**Aim of the task**
Skip the pictures. Transcribe the rest of the data below without changing a word.

○ ○ ○ ○

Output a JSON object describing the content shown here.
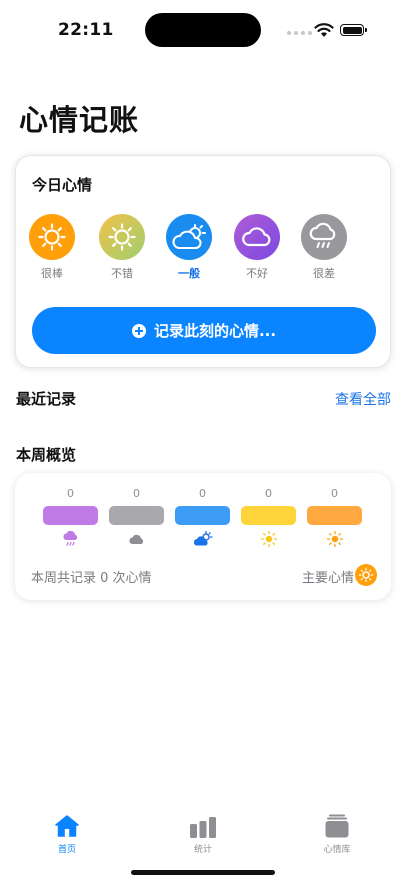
{
  "status": {
    "time": "22:11"
  },
  "page": {
    "title": "心情记账"
  },
  "today": {
    "title": "今日心情",
    "moods": [
      {
        "label": "很棒",
        "icon": "sun-icon",
        "color": "#ff9f0a"
      },
      {
        "label": "不错",
        "icon": "sun-icon",
        "color": "#e3c44a"
      },
      {
        "label": "一般",
        "icon": "partly-cloudy-icon",
        "color": "#1a8cf0",
        "selected": true
      },
      {
        "label": "不好",
        "icon": "cloud-icon",
        "color": "#8e52e0"
      },
      {
        "label": "很差",
        "icon": "rain-icon",
        "color": "#98989d"
      }
    ],
    "record_button": "记录此刻的心情..."
  },
  "recent": {
    "title": "最近记录",
    "view_all": "查看全部"
  },
  "week": {
    "title": "本周概览",
    "bars": [
      {
        "count": "0",
        "color": "#bf7ae6",
        "icon": "rain-icon"
      },
      {
        "count": "0",
        "color": "#a8a8ad",
        "icon": "cloud-icon"
      },
      {
        "count": "0",
        "color": "#3d9cf5",
        "icon": "partly-cloudy-icon"
      },
      {
        "count": "0",
        "color": "#ffd43b",
        "icon": "sun-icon"
      },
      {
        "count": "0",
        "color": "#ffa940",
        "icon": "sun-icon"
      }
    ],
    "summary": "本周共记录 0 次心情",
    "main_mood_label": "主要心情"
  },
  "tabs": [
    {
      "label": "首页",
      "icon": "home-icon",
      "active": true
    },
    {
      "label": "统计",
      "icon": "chart-icon",
      "active": false
    },
    {
      "label": "心情库",
      "icon": "library-icon",
      "active": false
    }
  ]
}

○ ○ ○ ○

**Correct response**
Output a JSON object describing the content shown here.
{
  "status": {
    "time": "22:11"
  },
  "page": {
    "title": "心情记账"
  },
  "today": {
    "title": "今日心情",
    "moods": [
      {
        "label": "很棒",
        "icon": "sun-icon",
        "color": "#ff9f0a"
      },
      {
        "label": "不错",
        "icon": "sun-icon",
        "color": "#e3c44a"
      },
      {
        "label": "一般",
        "icon": "partly-cloudy-icon",
        "color": "#1a8cf0",
        "selected": true
      },
      {
        "label": "不好",
        "icon": "cloud-icon",
        "color": "#8e52e0"
      },
      {
        "label": "很差",
        "icon": "rain-icon",
        "color": "#98989d"
      }
    ],
    "record_button": "记录此刻的心情..."
  },
  "recent": {
    "title": "最近记录",
    "view_all": "查看全部"
  },
  "week": {
    "title": "本周概览",
    "bars": [
      {
        "count": "0",
        "color": "#bf7ae6",
        "icon": "rain-icon"
      },
      {
        "count": "0",
        "color": "#a8a8ad",
        "icon": "cloud-icon"
      },
      {
        "count": "0",
        "color": "#3d9cf5",
        "icon": "partly-cloudy-icon"
      },
      {
        "count": "0",
        "color": "#ffd43b",
        "icon": "sun-icon"
      },
      {
        "count": "0",
        "color": "#ffa940",
        "icon": "sun-icon"
      }
    ],
    "summary": "本周共记录 0 次心情",
    "main_mood_label": "主要心情"
  },
  "tabs": [
    {
      "label": "首页",
      "icon": "home-icon",
      "active": true
    },
    {
      "label": "统计",
      "icon": "chart-icon",
      "active": false
    },
    {
      "label": "心情库",
      "icon": "library-icon",
      "active": false
    }
  ]
}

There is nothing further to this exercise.